**Brano da leggere**

Tra i profili più richiesti nel prossimo futuro: ingegneri elettrici, ingegneri energetici, ingegneri e gestori delle infrastrutture elettriche, ingegneri da inserire nella progettazione esecutiva e realizzazione per l’ambito generazione rinnovabili, periti meccanici ed elettrici per le manutenzioni in impianto e delle reti, turnisti per l’esercizio di impianto (anche con abilitazione alla conduzione di generatori di vapore), business analyst, It project manager, cyber security specialist, addetti sala controllo, manutenzione elettrostrumentale reti, coordinatori/assistenti meccanici ed elettrostrumentali per la manutenzione negli impianti di generazione, manutenzione elettrica reti, digital marketing, project manager efficienza energetica, customer service.

Investimenti per 6,2 miliardi di euro l'anno

Un volume complessivo di investimenti realizzati nel 2022 pari a 6,2 miliardi, un terzo dei quali destinati a decarbonizzazione, digitalizzazione ed economia circolare, un valore aggiunto distribuito ai diversi referenti (lavoratori, azionisti, pubblica amministrazione, finanziatori, comunità locali, oltre a quanto viene reinvestito in azienda) pari a 12,7 miliardi: sono i dati principali che emergono dal rapporto di sostenibilità Le utilities italiane per la transizione ecologica e digitale elaborato da Fondazione Utilitatis per conto di Utilitalia, su un campione di 89 aziende.

Rispetto ai 4,6 miliardi di investimenti realizzati nel 2021, nel 2022 il dato sale a 6,2 miliardi (+35%): di questi, 1,8 miliardi sono destinati alle sfide della decarbonizzazione, della digitalizzazione e dell’economia circolare (il 29% del totale, in linea con l’anno precedente). L’obiettivo della decarbonizzazione resta centrale per le utility, con investimenti che superano gli 830 milioni; gli esempi concreti sono numerosi, dall’energia prodotta da fonti rinnovabili (81%, con un balzo di ben 32 punti percentuali in un anno) ai quasi 9mila mezzi a basso impatto ambientale (22% del totale), principalmente utilizzati per la raccolta dei rifiuti.

**Righe**
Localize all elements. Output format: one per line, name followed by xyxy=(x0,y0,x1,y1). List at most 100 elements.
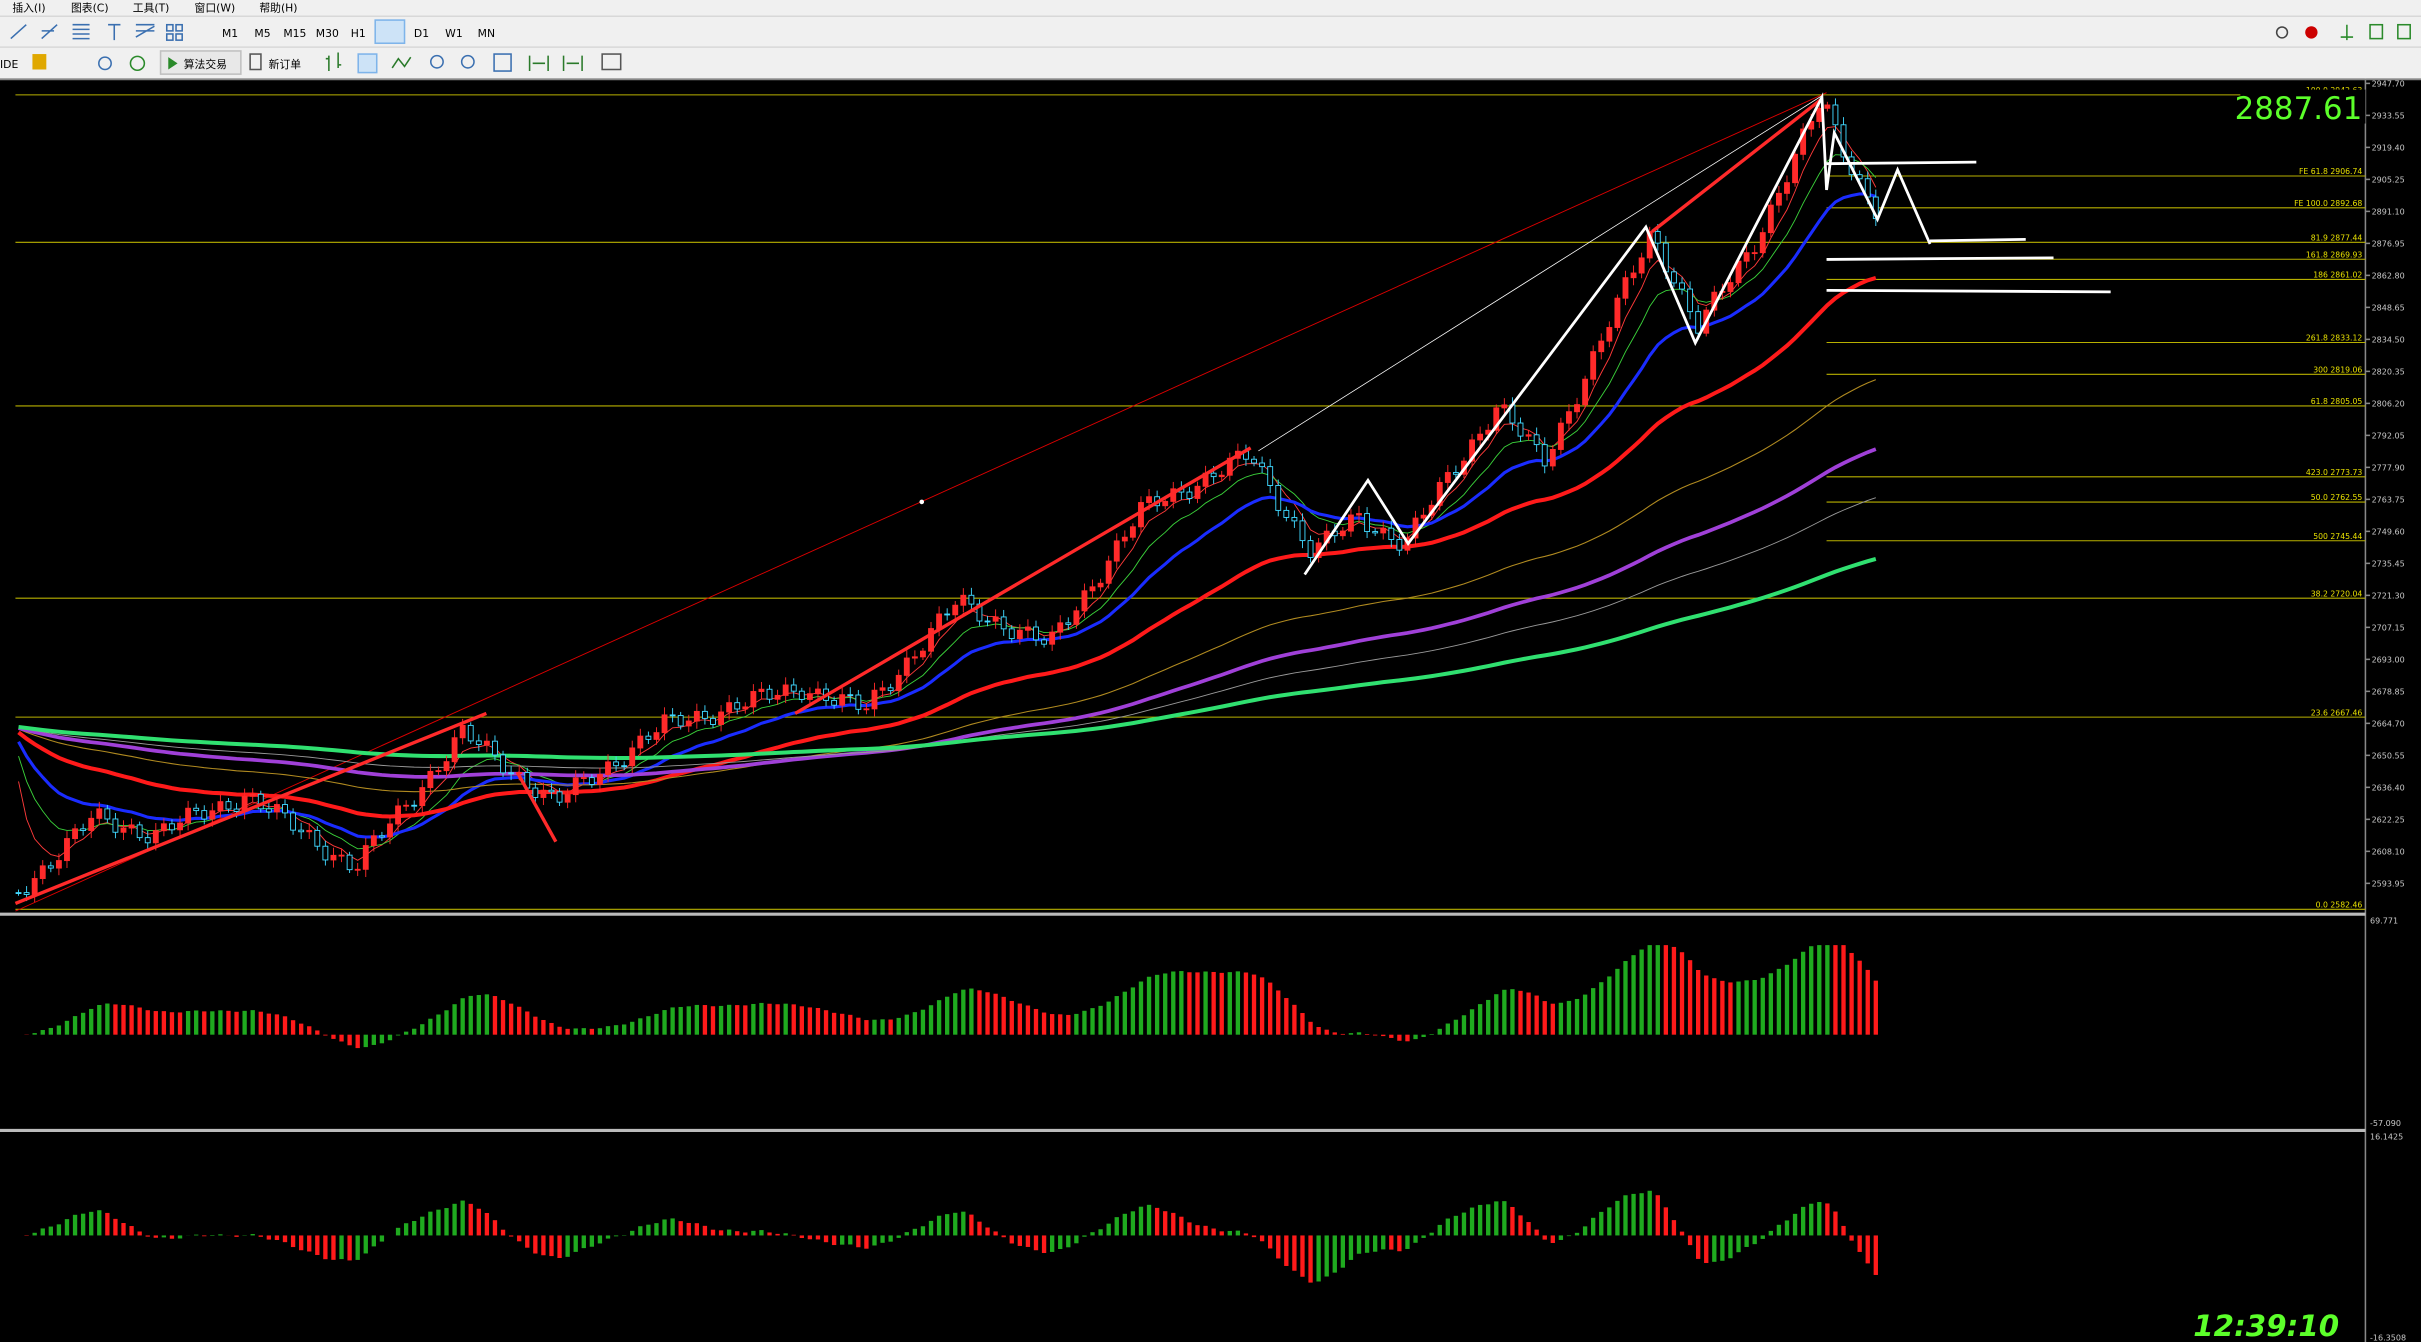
tool-line[interactable] xyxy=(10,24,27,40)
candle-body xyxy=(847,694,854,697)
candle-body xyxy=(1549,449,1556,467)
candle-body xyxy=(201,810,208,820)
osc2-bar xyxy=(452,1203,457,1236)
moving-average xyxy=(18,126,1877,861)
osc2-bar xyxy=(565,1235,570,1257)
notification-icon[interactable] xyxy=(2305,26,2318,39)
search-icon[interactable] xyxy=(2275,26,2289,39)
osc1-bar xyxy=(492,996,498,1035)
candle-body xyxy=(1016,629,1023,640)
moving-average xyxy=(17,275,1877,819)
cloud-icon[interactable] xyxy=(98,56,112,71)
algo-button[interactable]: 算法交易 xyxy=(184,57,227,71)
osc2-bar xyxy=(977,1221,982,1236)
osc2-bar xyxy=(573,1235,578,1252)
tool-shapes[interactable] xyxy=(175,33,183,41)
tool-text[interactable] xyxy=(108,23,121,41)
candle-body xyxy=(80,828,87,831)
price-label: 2947.70 xyxy=(2372,79,2405,88)
osc1-bar xyxy=(945,996,950,1035)
autoscroll-icon[interactable] xyxy=(528,55,549,72)
osc1-bar xyxy=(969,988,974,1035)
lock-icon[interactable] xyxy=(32,54,47,70)
menu-item[interactable]: 插入(I) xyxy=(12,1,45,15)
timeframe-button[interactable]: M5 xyxy=(254,27,270,40)
candle-body xyxy=(1041,639,1048,645)
zoom-out[interactable] xyxy=(460,54,475,69)
osc1-bar xyxy=(735,1005,740,1035)
osc2-bar xyxy=(64,1219,70,1236)
menu-item[interactable]: 帮助(H) xyxy=(259,1,297,15)
algo-button-bg[interactable] xyxy=(159,50,242,75)
timeframe-button[interactable]: H1 xyxy=(351,27,366,40)
candle-body xyxy=(597,774,603,785)
osc1-bar xyxy=(533,1016,538,1035)
profile-icon[interactable] xyxy=(2397,23,2411,40)
osc2-bar xyxy=(1695,1235,1701,1259)
timeframe-button[interactable]: MN xyxy=(478,27,495,40)
osc1-bar xyxy=(250,1010,255,1035)
osc2-bar xyxy=(1316,1235,1321,1282)
timeframe-button[interactable]: D1 xyxy=(414,27,429,40)
candles-icon[interactable] xyxy=(357,53,378,74)
osc2-bar xyxy=(630,1230,635,1236)
tile-icon[interactable] xyxy=(493,53,512,72)
osc1-bar xyxy=(1534,995,1539,1035)
osc2-bar xyxy=(1324,1235,1329,1277)
timeframe-button[interactable]: M15 xyxy=(283,27,306,40)
candle-body xyxy=(621,765,628,768)
candle-body xyxy=(177,822,183,831)
tool-shapes[interactable] xyxy=(165,23,174,32)
osc2-bar xyxy=(872,1235,877,1246)
osc1-bar xyxy=(1526,992,1531,1035)
osc2-bar xyxy=(1356,1235,1362,1254)
osc1-bar xyxy=(630,1021,635,1035)
osc2-bar xyxy=(1171,1212,1176,1236)
osc2-bar xyxy=(1679,1231,1685,1236)
tool-shapes[interactable] xyxy=(175,23,183,32)
moving-average xyxy=(18,379,1877,793)
menu-item[interactable]: 窗口(W) xyxy=(195,1,236,15)
osc2-bar xyxy=(339,1235,344,1260)
candle-body xyxy=(1775,192,1782,206)
timeframe-button[interactable]: M1 xyxy=(222,27,238,40)
signal-icon[interactable] xyxy=(129,55,146,72)
tool-fibo[interactable] xyxy=(72,23,90,40)
candle-body xyxy=(508,772,515,775)
candle-body xyxy=(742,706,749,710)
osc1-bar xyxy=(387,1034,393,1041)
timeframe-button[interactable]: W1 xyxy=(445,27,463,40)
osc1-bar xyxy=(993,993,998,1035)
tool-channel[interactable] xyxy=(41,24,58,40)
candle-body xyxy=(1816,107,1823,122)
osc2-bar xyxy=(993,1231,998,1236)
candle-body xyxy=(322,845,329,861)
osc2-bar xyxy=(420,1216,425,1236)
screenshot-icon[interactable] xyxy=(601,53,622,71)
timeframe-button[interactable]: M30 xyxy=(316,27,339,40)
osc2-bar xyxy=(928,1220,934,1236)
bars-icon[interactable] xyxy=(325,52,342,72)
osc1-bar xyxy=(1397,1034,1402,1041)
chat-icon[interactable] xyxy=(2369,23,2384,40)
signal-icon[interactable] xyxy=(2340,24,2354,41)
ide-button[interactable]: IDE xyxy=(0,58,18,71)
candle-body xyxy=(1057,622,1064,633)
osc1-bar xyxy=(1752,980,1757,1035)
order-button[interactable]: 新订单 xyxy=(269,57,302,71)
candle-body xyxy=(1751,252,1758,255)
menu-item[interactable]: 工具(T) xyxy=(133,2,170,15)
zoom-in[interactable] xyxy=(430,54,444,69)
osc2-bar xyxy=(920,1226,926,1236)
osc2-bar xyxy=(500,1229,506,1236)
osc2-bar xyxy=(1122,1213,1127,1236)
osc2-bar xyxy=(718,1230,724,1236)
tool-fan[interactable] xyxy=(135,23,155,38)
shift-icon[interactable] xyxy=(562,55,583,72)
osc1-bar xyxy=(848,1014,853,1035)
candle-body xyxy=(952,604,959,616)
tool-shapes[interactable] xyxy=(165,33,174,41)
candle-body xyxy=(378,835,385,838)
line-icon[interactable] xyxy=(391,56,412,69)
menu-item[interactable]: 图表(C) xyxy=(71,1,109,15)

**Compiti da svolgere**
(A) Rispondi alle seguenti domande sul brano sulle utilities.
(i) Su quante aziende si basa il rapporto di sostenibilità?
(ii) A quanto ammontavano gli investimenti realizzati nel 2021?
(iii) Che percentuale del totale rappresentano i quasi 9mila mezzi a basso impatto ambientale?
(B) Indica se ciascuna affermazione concorda con il brano sulle utilities, rispondendo sì o no e citando le parole del brano che lo decidono.
(i) Il rapporto è stato elaborato da Fondazione Utilitatis per conto di Utilitalia.
(ii) Gli investimenti per la decarbonizzazione superano il miliardo.
(iii) I cyber security specialist sono tra i profili più richiesti nel prossimo futuro.

**Risposte in ordine**
(A)
(i) 89 aziende.
(ii) 4,6 miliardi.
(iii) Il 22%.

(B)
(i) Sì: «elaborato da Fondazione Utilitatis per conto di Utilitalia».
(ii) No: «con investimenti che superano gli 830 milioni».
(iii) Sì: «Tra i profili più richiesti nel prossimo futuro» … «cyber security specialist».